GIVEN REQUEST: Report the count of lines holding "panel" in the records, with no other words.

start EXERCISE MATERIAL

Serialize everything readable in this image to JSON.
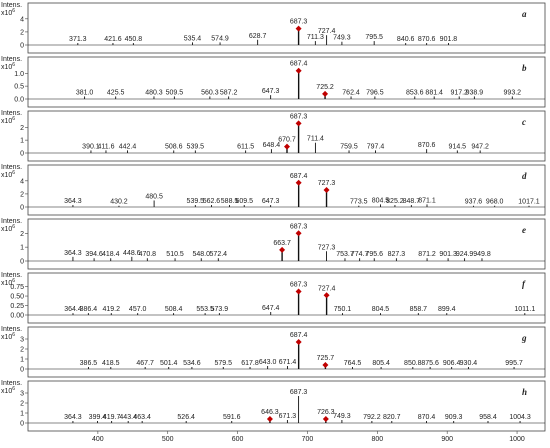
{
  "chart_data": [
    {
      "type": "stem",
      "panel": "a",
      "y_label": "Intens.",
      "y_scale_base": "x10",
      "y_scale_exp": "6",
      "color": "#111111",
      "marked_color": "#c00000",
      "xlim": [
        300,
        1040
      ],
      "ylim": [
        0,
        5.5
      ],
      "yticks": [
        0,
        2,
        4
      ],
      "x": [
        371.3,
        421.6,
        450.8,
        535.4,
        574.9,
        628.7,
        711.3,
        727.4,
        749.3,
        795.5,
        840.6,
        870.6,
        901.8
      ],
      "x_labels": [
        "371.3",
        "421.6",
        "450.8",
        "535.4",
        "574.9",
        "628.7",
        "711.3",
        "727.4",
        "749.3",
        "795.5",
        "840.6",
        "870.6",
        "901.8"
      ],
      "values": [
        0.3,
        0.3,
        0.3,
        0.4,
        0.4,
        0.8,
        0.6,
        1.5,
        0.5,
        0.6,
        0.3,
        0.3,
        0.3
      ],
      "marked_x": [
        687.3
      ],
      "marked_x_labels": [
        "687.3"
      ],
      "marked_values": [
        2.5
      ]
    },
    {
      "type": "stem",
      "panel": "b",
      "y_label": "Intens.",
      "y_scale_base": "x10",
      "y_scale_exp": "6",
      "color": "#111111",
      "marked_color": "#c00000",
      "xlim": [
        300,
        1040
      ],
      "ylim": [
        0,
        1.4
      ],
      "yticks": [
        {
          "value": 0,
          "label": "0.0"
        },
        {
          "value": 0.5,
          "label": "0.5"
        },
        {
          "value": 1,
          "label": "1.0"
        }
      ],
      "x": [
        381.0,
        425.5,
        480.3,
        509.5,
        560.3,
        587.2,
        647.3,
        762.4,
        796.5,
        853.6,
        881.4,
        917.2,
        938.9,
        993.2
      ],
      "x_labels": [
        "381.0",
        "425.5",
        "480.3",
        "509.5",
        "560.3",
        "587.2",
        "647.3",
        "762.4",
        "796.5",
        "853.6",
        "881.4",
        "917.2",
        "938.9",
        "993.2"
      ],
      "values": [
        0.1,
        0.1,
        0.1,
        0.1,
        0.1,
        0.1,
        0.15,
        0.1,
        0.1,
        0.1,
        0.1,
        0.1,
        0.1,
        0.1
      ],
      "marked_x": [
        687.4,
        725.2
      ],
      "marked_x_labels": [
        "687.4",
        "725.2"
      ],
      "marked_values": [
        1.1,
        0.2
      ]
    },
    {
      "type": "stem",
      "panel": "c",
      "y_label": "Intens.",
      "y_scale_base": "x10",
      "y_scale_exp": "6",
      "color": "#111111",
      "marked_color": "#c00000",
      "xlim": [
        300,
        1040
      ],
      "ylim": [
        0,
        2.8
      ],
      "yticks": [
        0,
        1,
        2
      ],
      "x": [
        390.1,
        411.6,
        442.4,
        508.6,
        539.5,
        611.5,
        648.4,
        711.4,
        759.5,
        797.4,
        870.6,
        914.5,
        947.2
      ],
      "x_labels": [
        "390.1",
        "411.6",
        "442.4",
        "508.6",
        "539.5",
        "611.5",
        "648.4",
        "711.4",
        "759.5",
        "797.4",
        "870.6",
        "914.5",
        "947.2"
      ],
      "values": [
        0.2,
        0.2,
        0.2,
        0.2,
        0.2,
        0.2,
        0.3,
        0.8,
        0.2,
        0.2,
        0.3,
        0.2,
        0.2
      ],
      "marked_x": [
        670.7,
        687.3
      ],
      "marked_x_labels": [
        "670.7",
        "687.3"
      ],
      "marked_values": [
        0.5,
        2.3
      ]
    },
    {
      "type": "stem",
      "panel": "d",
      "y_label": "Intens.",
      "y_scale_base": "x10",
      "y_scale_exp": "6",
      "color": "#111111",
      "marked_color": "#c00000",
      "xlim": [
        300,
        1040
      ],
      "ylim": [
        0,
        5.5
      ],
      "yticks": [
        0,
        2,
        4
      ],
      "x": [
        364.3,
        430.2,
        480.5,
        539.5,
        562.6,
        588.5,
        609.5,
        647.3,
        773.5,
        804.5,
        825.2,
        848.7,
        871.1,
        937.6,
        968.0,
        1017.1
      ],
      "x_labels": [
        "364.3",
        "430.2",
        "480.5",
        "539.5",
        "562.6",
        "588.5",
        "609.5",
        "647.3",
        "773.5",
        "804.5",
        "825.2",
        "848.7",
        "871.1",
        "937.6",
        "968.0",
        "1017.1"
      ],
      "values": [
        0.3,
        0.2,
        1.0,
        0.3,
        0.3,
        0.3,
        0.3,
        0.3,
        0.2,
        0.4,
        0.3,
        0.3,
        0.4,
        0.2,
        0.2,
        0.2
      ],
      "marked_x": [
        687.4,
        727.3
      ],
      "marked_x_labels": [
        "687.4",
        "727.3"
      ],
      "marked_values": [
        3.7,
        2.6
      ]
    },
    {
      "type": "stem",
      "panel": "e",
      "y_label": "Intens.",
      "y_scale_base": "x10",
      "y_scale_exp": "6",
      "color": "#111111",
      "marked_color": "#c00000",
      "xlim": [
        300,
        1040
      ],
      "ylim": [
        0,
        2.6
      ],
      "yticks": [
        0,
        1,
        2
      ],
      "x": [
        364.3,
        394.6,
        418.4,
        448.6,
        470.8,
        510.5,
        548.0,
        572.4,
        727.3,
        753.7,
        774.7,
        795.6,
        827.3,
        871.2,
        901.3,
        924.9,
        949.8
      ],
      "x_labels": [
        "364.3",
        "394.6",
        "418.4",
        "448.6",
        "470.8",
        "510.5",
        "548.0",
        "572.4",
        "727.3",
        "753.7",
        "774.7",
        "795.6",
        "827.3",
        "871.2",
        "901.3",
        "924.9",
        "949.8"
      ],
      "values": [
        0.3,
        0.2,
        0.2,
        0.3,
        0.2,
        0.2,
        0.2,
        0.2,
        0.7,
        0.2,
        0.2,
        0.2,
        0.2,
        0.2,
        0.2,
        0.2,
        0.2
      ],
      "marked_x": [
        663.7,
        687.3
      ],
      "marked_x_labels": [
        "663.7",
        "687.3"
      ],
      "marked_values": [
        0.8,
        2.0
      ]
    },
    {
      "type": "stem",
      "panel": "f",
      "y_label": "Intens.",
      "y_scale_base": "x10",
      "y_scale_exp": "6",
      "color": "#111111",
      "marked_color": "#c00000",
      "xlim": [
        300,
        1040
      ],
      "ylim": [
        0,
        0.95
      ],
      "yticks": [
        {
          "value": 0,
          "label": "0.00"
        },
        {
          "value": 0.25,
          "label": "0.25"
        },
        {
          "value": 0.5,
          "label": "0.50"
        },
        {
          "value": 0.75,
          "label": "0.75"
        }
      ],
      "x": [
        364.4,
        386.4,
        419.2,
        457.0,
        508.4,
        553.5,
        573.9,
        647.4,
        750.1,
        804.5,
        858.7,
        899.4,
        1011.1
      ],
      "x_labels": [
        "364.4",
        "386.4",
        "419.2",
        "457.0",
        "508.4",
        "553.5",
        "573.9",
        "647.4",
        "750.1",
        "804.5",
        "858.7",
        "899.4",
        "1011.1"
      ],
      "values": [
        0.05,
        0.05,
        0.05,
        0.05,
        0.05,
        0.05,
        0.05,
        0.08,
        0.05,
        0.05,
        0.05,
        0.05,
        0.05
      ],
      "marked_x": [
        687.3,
        727.4
      ],
      "marked_x_labels": [
        "687.3",
        "727.4"
      ],
      "marked_values": [
        0.62,
        0.52
      ]
    },
    {
      "type": "stem",
      "panel": "g",
      "y_label": "Intens.",
      "y_scale_base": "x10",
      "y_scale_exp": "6",
      "color": "#111111",
      "marked_color": "#c00000",
      "xlim": [
        300,
        1040
      ],
      "ylim": [
        0,
        3.6
      ],
      "yticks": [
        0,
        1,
        2,
        3
      ],
      "x": [
        386.5,
        418.5,
        467.7,
        501.4,
        534.6,
        579.5,
        617.8,
        643.0,
        671.4,
        764.5,
        805.4,
        850.8,
        875.6,
        906.4,
        930.4,
        995.7
      ],
      "x_labels": [
        "386.5",
        "418.5",
        "467.7",
        "501.4",
        "534.6",
        "579.5",
        "617.8",
        "643.0",
        "671.4",
        "764.5",
        "805.4",
        "850.8",
        "875.6",
        "906.4",
        "930.4",
        "995.7"
      ],
      "values": [
        0.2,
        0.2,
        0.2,
        0.2,
        0.2,
        0.2,
        0.2,
        0.3,
        0.3,
        0.2,
        0.2,
        0.2,
        0.2,
        0.2,
        0.2,
        0.2
      ],
      "marked_x": [
        687.4,
        725.7
      ],
      "marked_x_labels": [
        "687.4",
        "725.7"
      ],
      "marked_values": [
        2.7,
        0.4
      ]
    },
    {
      "type": "stem",
      "panel": "h",
      "y_label": "Intens.",
      "y_scale_base": "x10",
      "y_scale_exp": "6",
      "color": "#111111",
      "marked_color": "#c00000",
      "xlim": [
        300,
        1040
      ],
      "ylim": [
        0,
        3.6
      ],
      "yticks": [
        0,
        1,
        2,
        3
      ],
      "xticks": [
        400,
        500,
        600,
        700,
        800,
        900,
        1000
      ],
      "x": [
        364.3,
        399.4,
        419.7,
        443.4,
        463.4,
        526.4,
        591.6,
        671.3,
        687.3,
        749.3,
        792.2,
        820.7,
        870.4,
        909.3,
        958.4,
        1004.3
      ],
      "x_labels": [
        "364.3",
        "399.4",
        "419.7",
        "443.4",
        "463.4",
        "526.4",
        "591.6",
        "671.3",
        "687.3",
        "749.3",
        "792.2",
        "820.7",
        "870.4",
        "909.3",
        "958.4",
        "1004.3"
      ],
      "values": [
        0.2,
        0.2,
        0.2,
        0.2,
        0.2,
        0.2,
        0.2,
        0.3,
        2.7,
        0.3,
        0.2,
        0.2,
        0.2,
        0.2,
        0.2,
        0.2
      ],
      "marked_x": [
        646.3,
        726.3
      ],
      "marked_x_labels": [
        "646.3",
        "726.3"
      ],
      "marked_values": [
        0.4,
        0.4
      ]
    }
  ]
}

end EXERCISE MATERIAL

SOLUTION FOR THIS TASK: 8